WORK INSTRUCTIONS: Go through the records and copy each line where the word "down" occurs.

DATA PROVIDED:
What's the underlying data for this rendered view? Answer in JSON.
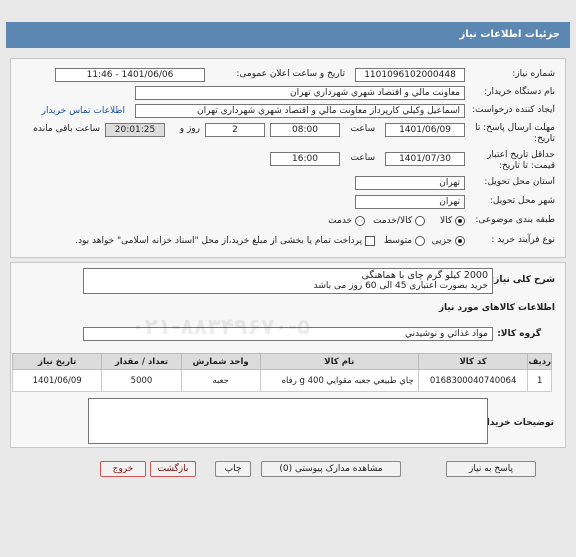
{
  "header": {
    "title": "جزئيات اطلاعات نياز"
  },
  "form": {
    "need_number_label": "شماره نیاز:",
    "need_number": "1101096102000448",
    "announce_label": "تاريخ و ساعت اعلان عمومی:",
    "announce_value": "1401/06/06 - 11:46",
    "buyer_org_label": "نام دستگاه خریدار:",
    "buyer_org": "معاونت مالي و اقتصاد شهري شهرداري تهران",
    "requester_label": "ایجاد کننده درخواست:",
    "requester": "اسماعيل وکيلي کارپرداز معاونت مالي و اقتصاد شهري شهرداري تهران",
    "contact_link": "اطلاعات تماس خریدار",
    "deadline_label": "مهلت ارسال پاسخ: تا تاریخ:",
    "deadline_date": "1401/06/09",
    "time_label": "ساعت",
    "deadline_time": "08:00",
    "days_value": "2",
    "days_label": "روز و",
    "remaining_time": "20:01:25",
    "remaining_label": "ساعت باقی مانده",
    "validity_label": "حداقل تاریخ اعتبار قیمت: تا تاریخ:",
    "validity_date": "1401/07/30",
    "validity_time_label": "ساعت",
    "validity_time": "16:00",
    "province_label": "استان محل تحویل:",
    "province": "تهران",
    "city_label": "شهر محل تحویل:",
    "city": "تهران",
    "category_label": "طبقه بندی موضوعی:",
    "category_options": [
      "کالا",
      "کالا/خدمت",
      "خدمت"
    ],
    "purchase_label": "نوع فرآیند خرید :",
    "purchase_options": [
      "جزیی",
      "متوسط"
    ],
    "payment_note": "پرداخت تمام یا بخشی از مبلغ خرید،از محل \"اسناد خزانه اسلامی\" خواهد بود."
  },
  "description": {
    "label": "شرح کلی نیاز:",
    "line1": "2000 کیلو گرم چای با هماهنگی",
    "line2": "خرید بصورت اعتباری 45 الی 60 روز می باشد"
  },
  "goods": {
    "section_title": "اطلاعات کالاهای مورد نیاز",
    "group_label": "گروه کالا:",
    "group_value": "مواد غذائي و نوشيدني",
    "columns": [
      "ردیف",
      "کد کالا",
      "نام کالا",
      "واحد شمارش",
      "تعداد / مقدار",
      "تاریخ نیاز"
    ],
    "rows": [
      [
        "1",
        "0168300040740064",
        "چاي طبيعي جعبه مقوايي 400 g رفاه",
        "جعبه",
        "5000",
        "1401/06/09"
      ]
    ]
  },
  "buyer_notes": {
    "label": "توضیحات خریدار:",
    "value": ""
  },
  "buttons": {
    "reply": "پاسخ به نياز",
    "attachments": "مشاهده مدارک پیوستی (0)",
    "print": "چاپ",
    "back": "بازگشت",
    "exit": "خروج"
  }
}
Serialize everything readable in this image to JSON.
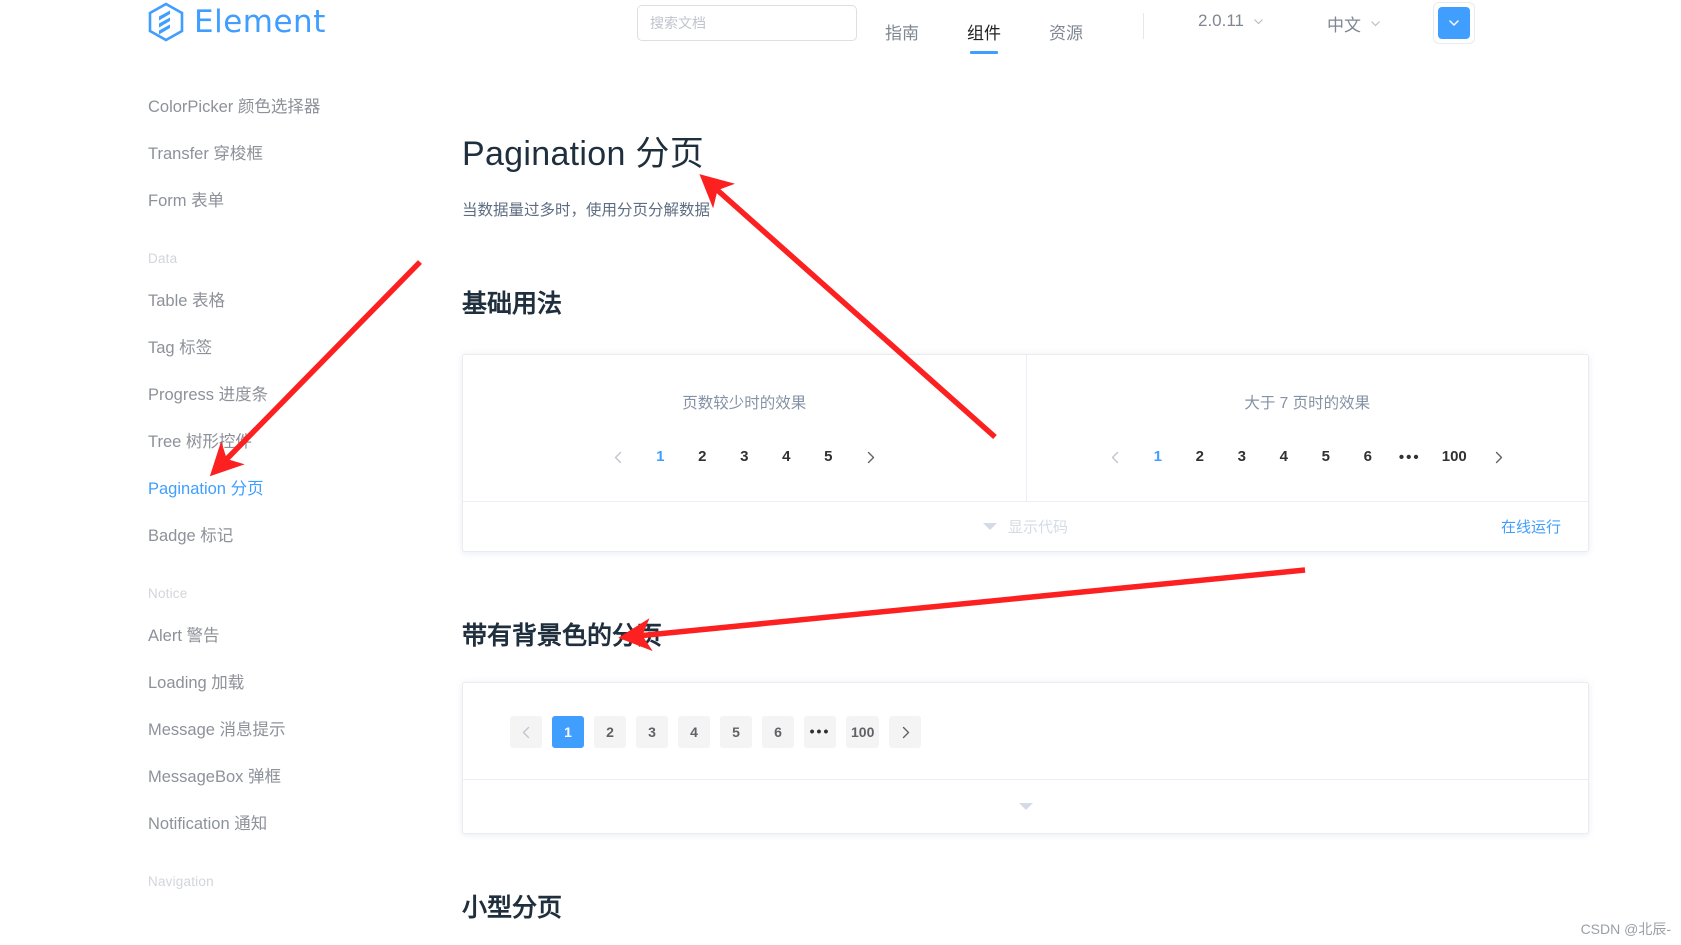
{
  "header": {
    "brand": "Element",
    "logo_icon": "element-hexagon-logo",
    "search": {
      "placeholder": "搜索文档",
      "value": "",
      "icon": "search-input"
    },
    "nav": [
      {
        "label": "指南",
        "active": false
      },
      {
        "label": "组件",
        "active": true
      },
      {
        "label": "资源",
        "active": false
      }
    ],
    "version": {
      "label": "2.0.11",
      "icon": "chevron-down-icon"
    },
    "language": {
      "label": "中文",
      "icon": "chevron-down-icon"
    },
    "theme_button": {
      "icon": "chevron-down-icon",
      "color": "#409EFF"
    }
  },
  "sidebar": {
    "items": [
      {
        "label": "ColorPicker 颜色选择器",
        "type": "link",
        "active": false
      },
      {
        "label": "Transfer 穿梭框",
        "type": "link",
        "active": false
      },
      {
        "label": "Form 表单",
        "type": "link",
        "active": false
      },
      {
        "label": "Data",
        "type": "group"
      },
      {
        "label": "Table 表格",
        "type": "link",
        "active": false
      },
      {
        "label": "Tag 标签",
        "type": "link",
        "active": false
      },
      {
        "label": "Progress 进度条",
        "type": "link",
        "active": false
      },
      {
        "label": "Tree 树形控件",
        "type": "link",
        "active": false
      },
      {
        "label": "Pagination 分页",
        "type": "link",
        "active": true
      },
      {
        "label": "Badge 标记",
        "type": "link",
        "active": false
      },
      {
        "label": "Notice",
        "type": "group"
      },
      {
        "label": "Alert 警告",
        "type": "link",
        "active": false
      },
      {
        "label": "Loading 加载",
        "type": "link",
        "active": false
      },
      {
        "label": "Message 消息提示",
        "type": "link",
        "active": false
      },
      {
        "label": "MessageBox 弹框",
        "type": "link",
        "active": false
      },
      {
        "label": "Notification 通知",
        "type": "link",
        "active": false
      },
      {
        "label": "Navigation",
        "type": "group"
      }
    ]
  },
  "main": {
    "title": "Pagination 分页",
    "subtitle": "当数据量过多时，使用分页分解数据",
    "section1": {
      "title": "基础用法",
      "left_caption": "页数较少时的效果",
      "right_caption": "大于 7 页时的效果",
      "left_pager": {
        "prev_icon": "chevron-left-icon",
        "next_icon": "chevron-right-icon",
        "pages": [
          "1",
          "2",
          "3",
          "4",
          "5"
        ],
        "current": "1"
      },
      "right_pager": {
        "prev_icon": "chevron-left-icon",
        "next_icon": "chevron-right-icon",
        "pages": [
          "1",
          "2",
          "3",
          "4",
          "5",
          "6",
          "…",
          "100"
        ],
        "ellipsis": "•••",
        "current": "1"
      },
      "footer": {
        "show_code": "显示代码",
        "show_code_icon": "triangle-down-icon",
        "online_run": "在线运行"
      }
    },
    "section2": {
      "title": "带有背景色的分页",
      "pager": {
        "prev_icon": "chevron-left-icon",
        "next_icon": "chevron-right-icon",
        "pages": [
          "1",
          "2",
          "3",
          "4",
          "5",
          "6",
          "…",
          "100"
        ],
        "ellipsis": "•••",
        "current": "1"
      },
      "footer_icon": "triangle-down-icon"
    },
    "section3": {
      "title": "小型分页"
    }
  },
  "annotations": {
    "arrow_color": "#ff0000",
    "arrows": [
      {
        "name": "arrow-to-sidebar-pagination"
      },
      {
        "name": "arrow-to-page-title"
      },
      {
        "name": "arrow-to-background-pagination"
      }
    ]
  },
  "watermark": "CSDN @北辰-"
}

ANSWER FOR THIS EXERCISE:
      "icon": "chevron-down-icon"
      "icon": "chevron-down-icon"
      "icon": "chevron-down-icon",
        "show_code_icon": "triangle-down-icon",
      "footer_icon": "triangle-down-icon"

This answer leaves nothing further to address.